Task details
Could you retype all of the items below word for word, leaving the pictures out?

(Labeled box records)

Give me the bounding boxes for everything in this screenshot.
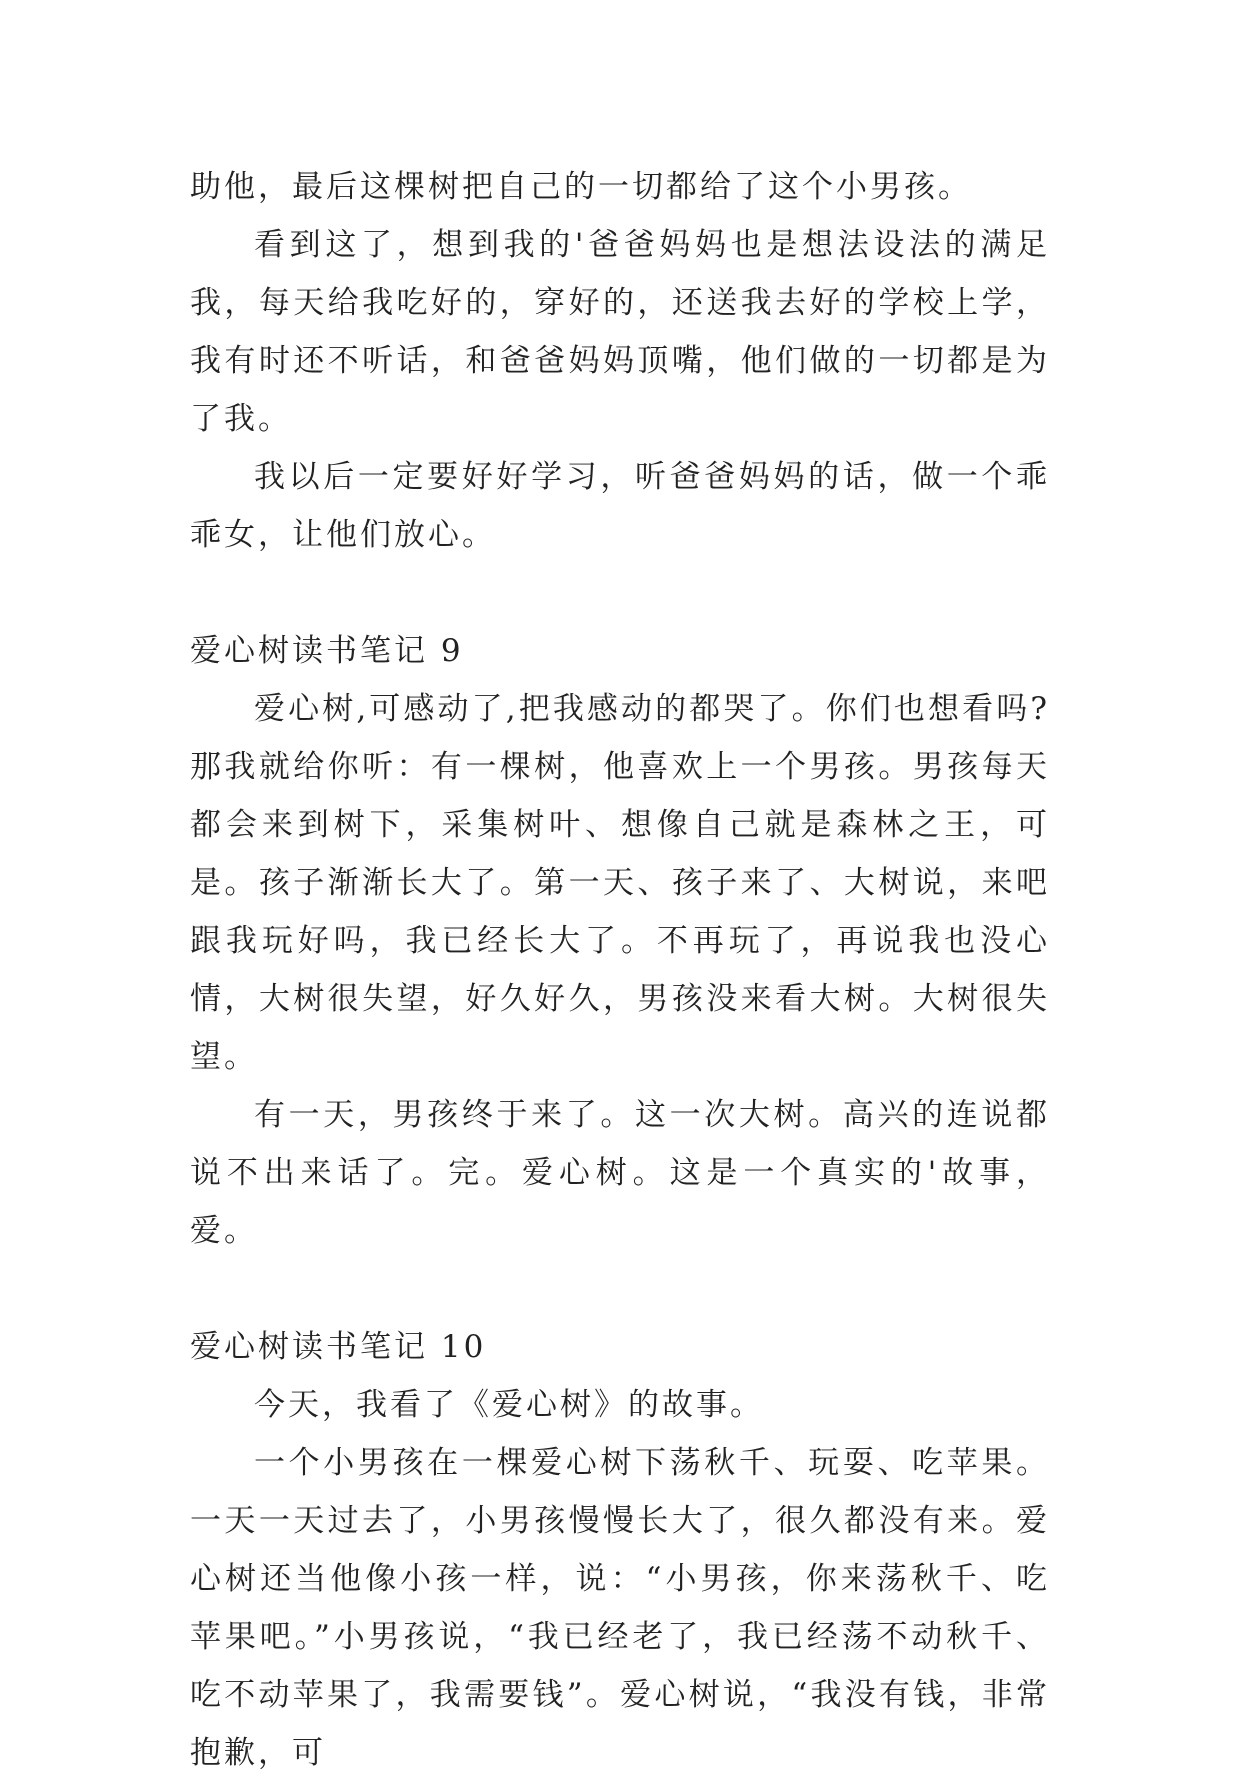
body-paragraph: 我以后一定要好好学习，听爸爸妈妈的话，做一个乖乖女，让他们放心。 — [190, 459, 1050, 553]
body-paragraph: 今天，我看了《爱心树》的故事。 — [254, 1387, 764, 1423]
body-paragraph: 有一天，男孩终于来了。这一次大树。高兴的连说都说不出来话了。完。爱心树。这是一个真实的'故事，爱。 — [190, 1097, 1050, 1249]
body-paragraph: 爱心树,可感动了,把我感动的都哭了。你们也想看吗?那我就给你听：有一棵树，他喜欢上一个男孩。男孩每天都会来到树下，采集树叶、想像自己就是森林之王，可是。孩子渐渐长大了。第一天、孩子来了、大树说，来吧跟我玩好吗，我已经长大了。不再玩了，再说我也没心情，大树很失望，好久好久，男孩没来看大树。大树很失望。 — [190, 691, 1050, 1075]
document-body — [190, 158, 1050, 1782]
section-heading: 爱心树读书笔记 10 — [190, 1329, 487, 1365]
section-heading: 爱心树读书笔记 9 — [190, 633, 464, 669]
section-gap — [190, 1260, 1050, 1318]
body-paragraph: 一个小男孩在一棵爱心树下荡秋千、玩耍、吃苹果。一天一天过去了，小男孩慢慢长大了，很久都没有来。爱心树还当他像小孩一样，说：“小男孩，你来荡秋千、吃苹果吧。”小男孩说，“我已经老了，我已经荡不动秋千、吃不动苹果了，我需要钱”。爱心树说，“我没有钱，非常抱歉，可 — [190, 1445, 1050, 1771]
body-paragraph: 助他，最后这棵树把自己的一切都给了这个小男孩。 — [190, 169, 972, 205]
body-paragraph: 看到这了，想到我的'爸爸妈妈也是想法设法的满足我，每天给我吃好的，穿好的，还送我去好的学校上学，我有时还不听话，和爸爸妈妈顶嘴，他们做的一切都是为了我。 — [190, 227, 1050, 437]
section-gap — [190, 564, 1050, 622]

Correct answer
Give me the bounding boxes for everything in this screenshot.
body-paragraph: 我以后一定要好好学习，听爸爸妈妈的话，做一个乖乖女，让他们放心。 — [190, 459, 1050, 553]
body-paragraph: 今天，我看了《爱心树》的故事。 — [254, 1387, 764, 1423]
body-paragraph: 有一天，男孩终于来了。这一次大树。高兴的连说都说不出来话了。完。爱心树。这是一个真实的'故事，爱。 — [190, 1097, 1050, 1249]
body-paragraph: 爱心树,可感动了,把我感动的都哭了。你们也想看吗?那我就给你听：有一棵树，他喜欢上一个男孩。男孩每天都会来到树下，采集树叶、想像自己就是森林之王，可是。孩子渐渐长大了。第一天、孩子来了、大树说，来吧跟我玩好吗，我已经长大了。不再玩了，再说我也没心情，大树很失望，好久好久，男孩没来看大树。大树很失望。 — [190, 691, 1050, 1075]
document-body — [190, 158, 1050, 1782]
section-heading: 爱心树读书笔记 10 — [190, 1329, 487, 1365]
section-heading: 爱心树读书笔记 9 — [190, 633, 464, 669]
section-gap — [190, 1260, 1050, 1318]
body-paragraph: 一个小男孩在一棵爱心树下荡秋千、玩耍、吃苹果。一天一天过去了，小男孩慢慢长大了，很久都没有来。爱心树还当他像小孩一样，说：“小男孩，你来荡秋千、吃苹果吧。”小男孩说，“我已经老了，我已经荡不动秋千、吃不动苹果了，我需要钱”。爱心树说，“我没有钱，非常抱歉，可 — [190, 1445, 1050, 1771]
body-paragraph: 助他，最后这棵树把自己的一切都给了这个小男孩。 — [190, 169, 972, 205]
body-paragraph: 看到这了，想到我的'爸爸妈妈也是想法设法的满足我，每天给我吃好的，穿好的，还送我去好的学校上学，我有时还不听话，和爸爸妈妈顶嘴，他们做的一切都是为了我。 — [190, 227, 1050, 437]
section-gap — [190, 564, 1050, 622]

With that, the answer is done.